### Work to do
Find each line containing the string "Grantor". Copy it.

[Stored entries]
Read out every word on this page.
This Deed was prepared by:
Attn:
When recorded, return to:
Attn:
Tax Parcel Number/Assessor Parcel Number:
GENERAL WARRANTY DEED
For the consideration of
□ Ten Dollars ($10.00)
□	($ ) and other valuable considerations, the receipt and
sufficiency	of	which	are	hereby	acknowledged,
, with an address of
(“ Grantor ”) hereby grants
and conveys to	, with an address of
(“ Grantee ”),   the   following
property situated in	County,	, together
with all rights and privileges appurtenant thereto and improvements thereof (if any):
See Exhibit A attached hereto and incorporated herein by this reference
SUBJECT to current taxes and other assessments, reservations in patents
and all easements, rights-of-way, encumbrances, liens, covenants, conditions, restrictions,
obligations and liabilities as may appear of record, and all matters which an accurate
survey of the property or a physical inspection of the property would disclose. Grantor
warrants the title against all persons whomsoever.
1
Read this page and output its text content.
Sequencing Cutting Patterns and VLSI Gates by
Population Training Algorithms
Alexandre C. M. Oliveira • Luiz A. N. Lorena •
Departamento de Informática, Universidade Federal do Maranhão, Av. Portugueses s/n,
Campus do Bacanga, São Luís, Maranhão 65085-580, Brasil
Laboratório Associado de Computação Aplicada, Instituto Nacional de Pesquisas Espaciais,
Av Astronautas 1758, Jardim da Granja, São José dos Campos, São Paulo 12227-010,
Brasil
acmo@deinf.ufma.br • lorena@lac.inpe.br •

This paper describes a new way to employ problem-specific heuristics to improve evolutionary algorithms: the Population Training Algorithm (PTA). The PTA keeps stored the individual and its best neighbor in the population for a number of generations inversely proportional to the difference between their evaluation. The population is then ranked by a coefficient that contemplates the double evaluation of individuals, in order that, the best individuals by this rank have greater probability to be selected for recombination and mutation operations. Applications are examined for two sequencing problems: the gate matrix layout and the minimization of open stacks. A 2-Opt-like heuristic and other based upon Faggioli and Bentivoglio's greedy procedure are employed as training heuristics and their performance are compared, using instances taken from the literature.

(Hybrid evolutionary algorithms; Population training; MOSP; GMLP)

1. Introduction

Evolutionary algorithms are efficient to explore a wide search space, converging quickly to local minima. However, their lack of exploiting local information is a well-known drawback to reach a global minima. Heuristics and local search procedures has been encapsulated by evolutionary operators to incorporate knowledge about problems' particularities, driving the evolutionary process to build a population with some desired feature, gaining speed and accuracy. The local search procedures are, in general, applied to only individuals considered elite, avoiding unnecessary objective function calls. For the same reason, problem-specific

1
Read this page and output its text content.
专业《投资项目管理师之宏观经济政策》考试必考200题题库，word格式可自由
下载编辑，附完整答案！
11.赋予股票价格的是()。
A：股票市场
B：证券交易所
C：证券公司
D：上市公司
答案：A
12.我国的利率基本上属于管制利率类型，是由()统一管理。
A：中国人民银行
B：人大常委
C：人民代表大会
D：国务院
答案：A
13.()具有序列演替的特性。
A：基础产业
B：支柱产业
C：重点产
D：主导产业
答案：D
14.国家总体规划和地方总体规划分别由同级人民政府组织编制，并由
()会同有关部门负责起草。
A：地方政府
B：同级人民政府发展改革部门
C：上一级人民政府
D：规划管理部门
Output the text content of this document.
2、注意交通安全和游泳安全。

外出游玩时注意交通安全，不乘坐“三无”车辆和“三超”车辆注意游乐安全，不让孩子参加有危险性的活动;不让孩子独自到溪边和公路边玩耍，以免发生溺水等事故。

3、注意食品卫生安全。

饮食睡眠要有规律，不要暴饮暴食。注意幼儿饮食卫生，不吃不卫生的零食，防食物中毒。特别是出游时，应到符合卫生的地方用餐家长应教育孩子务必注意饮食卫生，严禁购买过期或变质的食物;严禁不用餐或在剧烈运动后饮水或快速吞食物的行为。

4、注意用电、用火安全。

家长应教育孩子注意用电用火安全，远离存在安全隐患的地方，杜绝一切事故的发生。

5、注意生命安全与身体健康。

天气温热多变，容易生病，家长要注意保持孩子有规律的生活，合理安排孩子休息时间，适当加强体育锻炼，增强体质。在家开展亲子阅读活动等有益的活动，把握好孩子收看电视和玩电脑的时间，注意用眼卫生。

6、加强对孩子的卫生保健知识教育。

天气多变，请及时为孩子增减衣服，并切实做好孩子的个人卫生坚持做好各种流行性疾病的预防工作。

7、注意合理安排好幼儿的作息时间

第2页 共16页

### Task solution
(“ Grantor ”) hereby grants
survey of the property or a physical inspection of the property would disclose. Grantor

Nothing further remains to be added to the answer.